* [Set problem]: Transcribe all of the material exactly. Any picture in it should be left out.
• • •
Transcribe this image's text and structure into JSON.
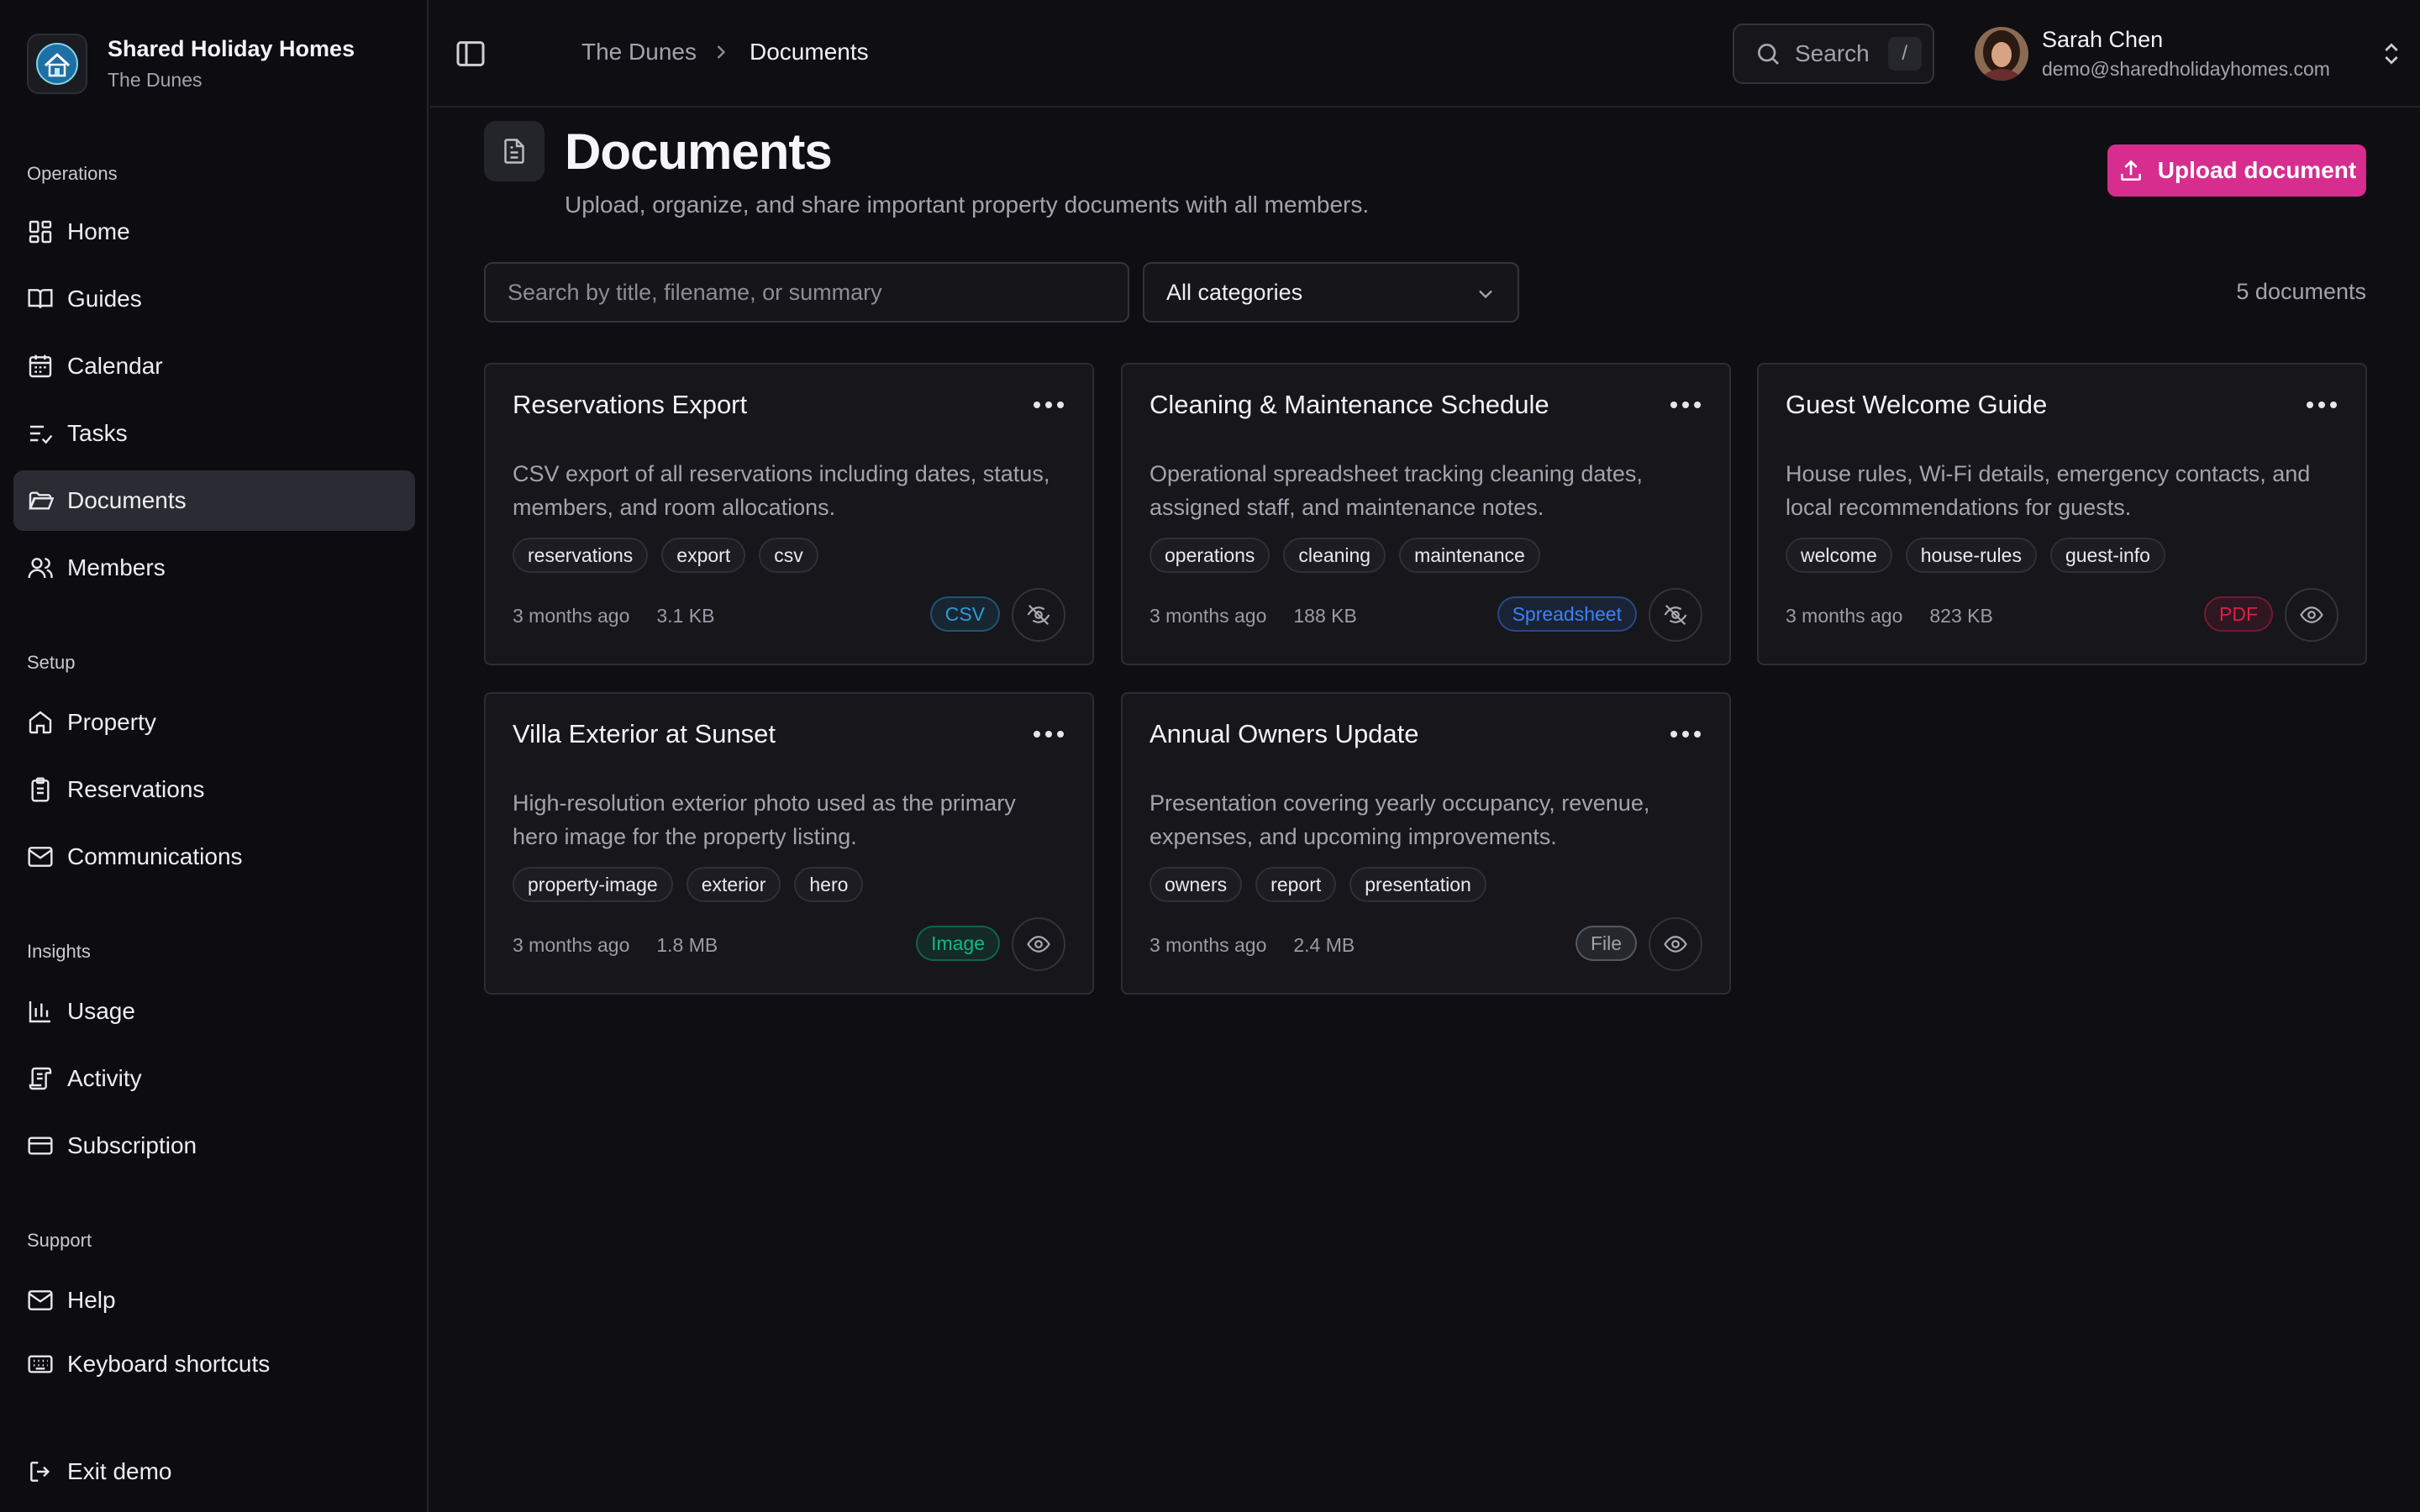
{
  "workspace": {
    "name": "Shared Holiday Homes",
    "property": "The Dunes"
  },
  "sidebar": {
    "sections": [
      {
        "label": "Operations",
        "items": [
          {
            "label": "Home",
            "icon": "dashboard-icon"
          },
          {
            "label": "Guides",
            "icon": "book-icon"
          },
          {
            "label": "Calendar",
            "icon": "calendar-icon"
          },
          {
            "label": "Tasks",
            "icon": "checklist-icon"
          },
          {
            "label": "Documents",
            "icon": "folder-icon",
            "active": true
          },
          {
            "label": "Members",
            "icon": "users-icon"
          }
        ]
      },
      {
        "label": "Setup",
        "items": [
          {
            "label": "Property",
            "icon": "house-icon"
          },
          {
            "label": "Reservations",
            "icon": "clipboard-icon"
          },
          {
            "label": "Communications",
            "icon": "mail-icon"
          }
        ]
      },
      {
        "label": "Insights",
        "items": [
          {
            "label": "Usage",
            "icon": "bar-chart-icon"
          },
          {
            "label": "Activity",
            "icon": "scroll-icon"
          },
          {
            "label": "Subscription",
            "icon": "credit-card-icon"
          }
        ]
      },
      {
        "label": "Support",
        "items": [
          {
            "label": "Help",
            "icon": "mail-icon"
          },
          {
            "label": "Keyboard shortcuts",
            "icon": "keyboard-icon"
          }
        ]
      }
    ],
    "exit": {
      "label": "Exit demo",
      "icon": "logout-icon"
    }
  },
  "breadcrumb": [
    "The Dunes",
    "Documents"
  ],
  "search": {
    "label": "Search",
    "shortcut": "/"
  },
  "user": {
    "name": "Sarah Chen",
    "email": "demo@sharedholidayhomes.com"
  },
  "page": {
    "title": "Documents",
    "subtitle": "Upload, organize, and share important property documents with all members.",
    "upload_label": "Upload document"
  },
  "filters": {
    "search_placeholder": "Search by title, filename, or summary",
    "category_selected": "All categories",
    "count_label": "5 documents"
  },
  "colors": {
    "accent": "#d62d8e",
    "badge_csv": "#2b9bd8",
    "badge_spreadsheet": "#3b82f6",
    "badge_pdf": "#e11d48",
    "badge_image": "#10b981",
    "badge_file": "#9ca3af"
  },
  "documents": [
    {
      "title": "Reservations Export",
      "summary": "CSV export of all reservations including dates, status, members, and room allocations.",
      "tags": [
        "reservations",
        "export",
        "csv"
      ],
      "age": "3 months ago",
      "size": "3.1 KB",
      "type": "CSV",
      "type_color": "#2b9bd8",
      "visible": false
    },
    {
      "title": "Cleaning & Maintenance Schedule",
      "summary": "Operational spreadsheet tracking cleaning dates, assigned staff, and maintenance notes.",
      "tags": [
        "operations",
        "cleaning",
        "maintenance"
      ],
      "age": "3 months ago",
      "size": "188 KB",
      "type": "Spreadsheet",
      "type_color": "#3b82f6",
      "visible": false
    },
    {
      "title": "Guest Welcome Guide",
      "summary": "House rules, Wi-Fi details, emergency contacts, and local recommendations for guests.",
      "tags": [
        "welcome",
        "house-rules",
        "guest-info"
      ],
      "age": "3 months ago",
      "size": "823 KB",
      "type": "PDF",
      "type_color": "#e11d48",
      "visible": true
    },
    {
      "title": "Villa Exterior at Sunset",
      "summary": "High-resolution exterior photo used as the primary hero image for the property listing.",
      "tags": [
        "property-image",
        "exterior",
        "hero"
      ],
      "age": "3 months ago",
      "size": "1.8 MB",
      "type": "Image",
      "type_color": "#10b981",
      "visible": true
    },
    {
      "title": "Annual Owners Update",
      "summary": "Presentation covering yearly occupancy, revenue, expenses, and upcoming improvements.",
      "tags": [
        "owners",
        "report",
        "presentation"
      ],
      "age": "3 months ago",
      "size": "2.4 MB",
      "type": "File",
      "type_color": "#9ca3af",
      "visible": true
    }
  ]
}
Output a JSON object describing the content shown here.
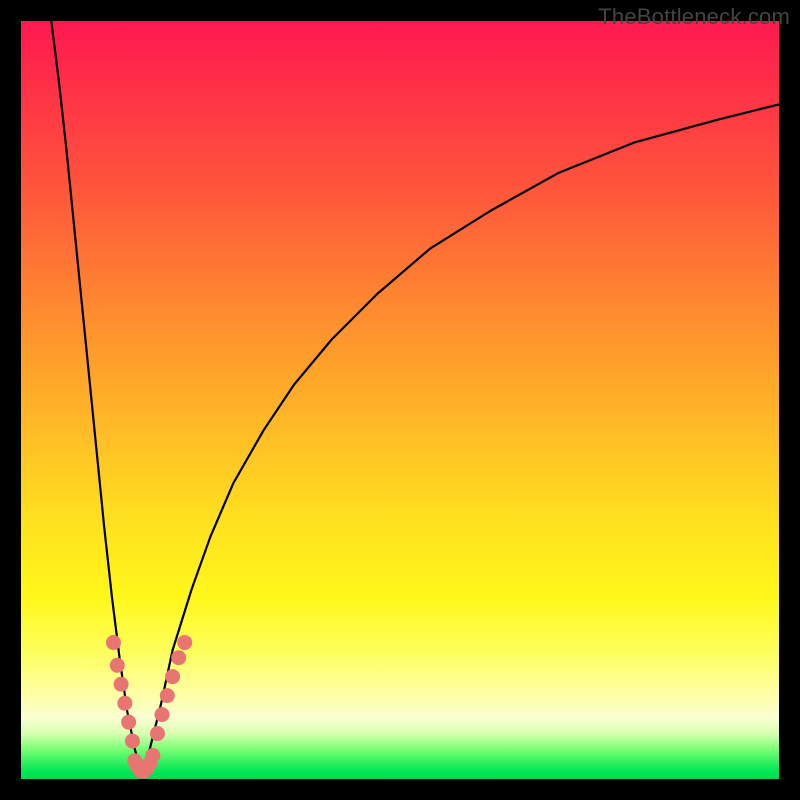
{
  "watermark": "TheBottleneck.com",
  "colors": {
    "frame": "#000000",
    "gradient_top": "#ff1850",
    "gradient_mid1": "#ff8a2f",
    "gradient_mid2": "#ffe11f",
    "gradient_pale": "#feffa0",
    "gradient_bottom": "#00db4f",
    "curve": "#000000",
    "marker": "#e97572"
  },
  "chart_data": {
    "type": "line",
    "title": "",
    "xlabel": "",
    "ylabel": "",
    "xlim": [
      0,
      100
    ],
    "ylim": [
      0,
      100
    ],
    "grid": false,
    "legend": false,
    "note": "V-shaped bottleneck curve. Left branch drops steeply from top-left to a minimum near x≈16, right branch rises with decreasing slope toward top-right. Values are bottleneck % (y) vs component scaling (x), read off the plotted curve; no numeric axes are shown so values are estimated from pixel position.",
    "series": [
      {
        "name": "left_branch",
        "x": [
          4.0,
          5.0,
          6.0,
          7.0,
          8.0,
          9.0,
          10.0,
          11.0,
          12.0,
          13.0,
          14.0,
          15.0,
          15.8
        ],
        "values": [
          100.0,
          92.0,
          83.0,
          73.0,
          63.0,
          53.0,
          43.0,
          33.0,
          24.0,
          16.0,
          9.0,
          4.0,
          1.0
        ]
      },
      {
        "name": "right_branch",
        "x": [
          15.8,
          17.0,
          18.5,
          20.0,
          22.5,
          25.0,
          28.0,
          32.0,
          36.0,
          41.0,
          47.0,
          54.0,
          62.0,
          71.0,
          81.0,
          92.0,
          100.0
        ],
        "values": [
          1.0,
          4.0,
          10.0,
          17.0,
          25.0,
          32.0,
          39.0,
          46.0,
          52.0,
          58.0,
          64.0,
          70.0,
          75.0,
          80.0,
          84.0,
          87.0,
          89.0
        ]
      },
      {
        "name": "markers_left",
        "x": [
          12.2,
          12.7,
          13.2,
          13.7,
          14.2,
          14.7
        ],
        "values": [
          18.0,
          15.0,
          12.5,
          10.0,
          7.5,
          5.0
        ]
      },
      {
        "name": "markers_bottom",
        "x": [
          15.0,
          15.4,
          15.8,
          16.2,
          16.6,
          17.0,
          17.4
        ],
        "values": [
          2.4,
          1.6,
          1.05,
          1.0,
          1.4,
          2.1,
          3.1
        ]
      },
      {
        "name": "markers_right",
        "x": [
          18.0,
          18.6,
          19.3,
          20.0,
          20.8,
          21.6
        ],
        "values": [
          6.0,
          8.5,
          11.0,
          13.5,
          16.0,
          18.0
        ]
      }
    ]
  }
}
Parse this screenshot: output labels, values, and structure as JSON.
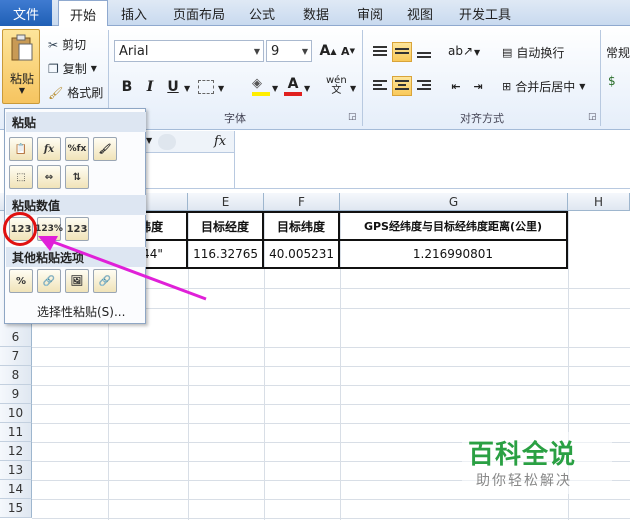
• • •
* [Exercise response]:
Transcribe this image's text and structure into JSON.
{
  "workspace": {
    "name": "Shared Holiday Homes",
    "property": "The Dunes"
  },
  "sidebar": {
    "sections": [
      {
        "label": "Operations",
        "items": [
          {
            "label": "Home",
            "icon": "dashboard-icon"
          },
          {
            "label": "Guides",
            "icon": "book-icon"
          },
          {
            "label": "Calendar",
            "icon": "calendar-icon"
          },
          {
            "label": "Tasks",
            "icon": "checklist-icon"
          },
          {
            "label": "Documents",
            "icon": "folder-icon",
            "active": true
          },
          {
            "label": "Members",
            "icon": "users-icon"
          }
        ]
      },
      {
        "label": "Setup",
        "items": [
          {
            "label": "Property",
            "icon": "house-icon"
          },
          {
            "label": "Reservations",
            "icon": "clipboard-icon"
          },
          {
            "label": "Communications",
            "icon": "mail-icon"
          }
        ]
      },
      {
        "label": "Insights",
        "items": [
          {
            "label": "Usage",
            "icon": "bar-chart-icon"
          },
          {
            "label": "Activity",
            "icon": "scroll-icon"
          },
          {
            "label": "Subscription",
            "icon": "credit-card-icon"
          }
        ]
      },
      {
        "label": "Support",
        "items": [
          {
            "label": "Help",
            "icon": "mail-icon"
          },
          {
            "label": "Keyboard shortcuts",
            "icon": "keyboard-icon"
          }
        ]
      }
    ],
    "exit": {
      "label": "Exit demo",
      "icon": "logout-icon"
    }
  },
  "breadcrumb": [
    "The Dunes",
    "Documents"
  ],
  "search": {
    "label": "Search",
    "shortcut": "/"
  },
  "user": {
    "name": "Sarah Chen",
    "email": "demo@sharedholidayhomes.com"
  },
  "page": {
    "title": "Documents",
    "subtitle": "Upload, organize, and share important property documents with all members.",
    "upload_label": "Upload document"
  },
  "filters": {
    "search_placeholder": "Search by title, filename, or summary",
    "category_selected": "All categories",
    "count_label": "5 documents"
  },
  "colors": {
    "accent": "#d62d8e",
    "badge_csv": "#2b9bd8",
    "badge_spreadsheet": "#3b82f6",
    "badge_pdf": "#e11d48",
    "badge_image": "#10b981",
    "badge_file": "#9ca3af"
  },
  "documents": [
    {
      "title": "Reservations Export",
      "summary": "CSV export of all reservations including dates, status, members, and room allocations.",
      "tags": [
        "reservations",
        "export",
        "csv"
      ],
      "age": "3 months ago",
      "size": "3.1 KB",
      "type": "CSV",
      "type_color": "#2b9bd8",
      "visible": false
    },
    {
      "title": "Cleaning & Maintenance Schedule",
      "summary": "Operational spreadsheet tracking cleaning dates, assigned staff, and maintenance notes.",
      "tags": [
        "operations",
        "cleaning",
        "maintenance"
      ],
      "age": "3 months ago",
      "size": "188 KB",
      "type": "Spreadsheet",
      "type_color": "#3b82f6",
      "visible": false
    },
    {
      "title": "Guest Welcome Guide",
      "summary": "House rules, Wi-Fi details, emergency contacts, and local recommendations for guests.",
      "tags": [
        "welcome",
        "house-rules",
        "guest-info"
      ],
      "age": "3 months ago",
      "size": "823 KB",
      "type": "PDF",
      "type_color": "#e11d48",
      "visible": true
    },
    {
      "title": "Villa Exterior at Sunset",
      "summary": "High-resolution exterior photo used as the primary hero image for the property listing.",
      "tags": [
        "property-image",
        "exterior",
        "hero"
      ],
      "age": "3 months ago",
      "size": "1.8 MB",
      "type": "Image",
      "type_color": "#10b981",
      "visible": true
    },
    {
      "title": "Annual Owners Update",
      "summary": "Presentation covering yearly occupancy, revenue, expenses, and upcoming improvements.",
      "tags": [
        "owners",
        "report",
        "presentation"
      ],
      "age": "3 months ago",
      "size": "2.4 MB",
      "type": "File",
      "type_color": "#9ca3af",
      "visible": true
    }
  ]
}
Output a JSON object describing the content shown here.
{
  "watermark": "TheBottleneck.com",
  "colors": {
    "frame": "#000000",
    "gradient_top": "#ff1850",
    "gradient_mid1": "#ff8a2f",
    "gradient_mid2": "#ffe11f",
    "gradient_pale": "#feffa0",
    "gradient_bottom": "#00db4f",
    "curve": "#000000",
    "marker": "#e97572"
  },
  "chart_data": {
    "type": "line",
    "title": "",
    "xlabel": "",
    "ylabel": "",
    "xlim": [
      0,
      100
    ],
    "ylim": [
      0,
      100
    ],
    "grid": false,
    "legend": false,
    "note": "V-shaped bottleneck curve. Left branch drops steeply from top-left to a minimum near x≈16, right branch rises with decreasing slope toward top-right. Values are bottleneck % (y) vs component scaling (x), read off the plotted curve; no numeric axes are shown so values are estimated from pixel position.",
    "series": [
      {
        "name": "left_branch",
        "x": [
          4.0,
          5.0,
          6.0,
          7.0,
          8.0,
          9.0,
          10.0,
          11.0,
          12.0,
          13.0,
          14.0,
          15.0,
          15.8
        ],
        "values": [
          100.0,
          92.0,
          83.0,
          73.0,
          63.0,
          53.0,
          43.0,
          33.0,
          24.0,
          16.0,
          9.0,
          4.0,
          1.0
        ]
      },
      {
        "name": "right_branch",
        "x": [
          15.8,
          17.0,
          18.5,
          20.0,
          22.5,
          25.0,
          28.0,
          32.0,
          36.0,
          41.0,
          47.0,
          54.0,
          62.0,
          71.0,
          81.0,
          92.0,
          100.0
        ],
        "values": [
          1.0,
          4.0,
          10.0,
          17.0,
          25.0,
          32.0,
          39.0,
          46.0,
          52.0,
          58.0,
          64.0,
          70.0,
          75.0,
          80.0,
          84.0,
          87.0,
          89.0
        ]
      },
      {
        "name": "markers_left",
        "x": [
          12.2,
          12.7,
          13.2,
          13.7,
          14.2,
          14.7
        ],
        "values": [
          18.0,
          15.0,
          12.5,
          10.0,
          7.5,
          5.0
        ]
      },
      {
        "name": "markers_bottom",
        "x": [
          15.0,
          15.4,
          15.8,
          16.2,
          16.6,
          17.0,
          17.4
        ],
        "values": [
          2.4,
          1.6,
          1.05,
          1.0,
          1.4,
          2.1,
          3.1
        ]
      },
      {
        "name": "markers_right",
        "x": [
          18.0,
          18.6,
          19.3,
          20.0,
          20.8,
          21.6
        ],
        "values": [
          6.0,
          8.5,
          11.0,
          13.5,
          16.0,
          18.0
        ]
      }
    ]
  }
}
Parse this screenshot: output labels, values, and structure as JSON.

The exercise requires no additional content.